→ Set task
Extract every line from the records below that contains the word "values".
========================================================================
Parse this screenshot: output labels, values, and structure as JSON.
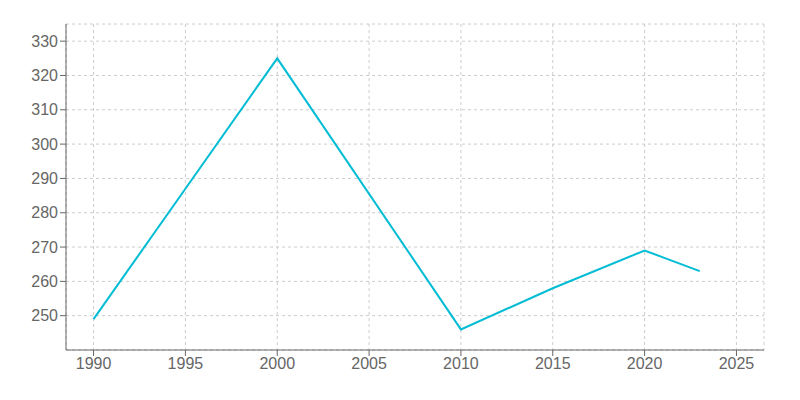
{
  "chart_data": {
    "type": "line",
    "x": [
      1990,
      1995,
      2000,
      2010,
      2015,
      2020,
      2021,
      2023
    ],
    "values": [
      249,
      287,
      325,
      246,
      258,
      269,
      267,
      263
    ],
    "color": "#00BCD4",
    "xlim": [
      1988.5,
      2026.5
    ],
    "ylim": [
      240,
      335
    ],
    "xticks": [
      1990,
      1995,
      2000,
      2005,
      2010,
      2015,
      2020,
      2025
    ],
    "yticks": [
      250,
      260,
      270,
      280,
      290,
      300,
      310,
      320,
      330
    ],
    "grid": true
  }
}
========================================================================
→ Exercise answer
Parse this screenshot: output labels, values, and structure as JSON.
    "values": [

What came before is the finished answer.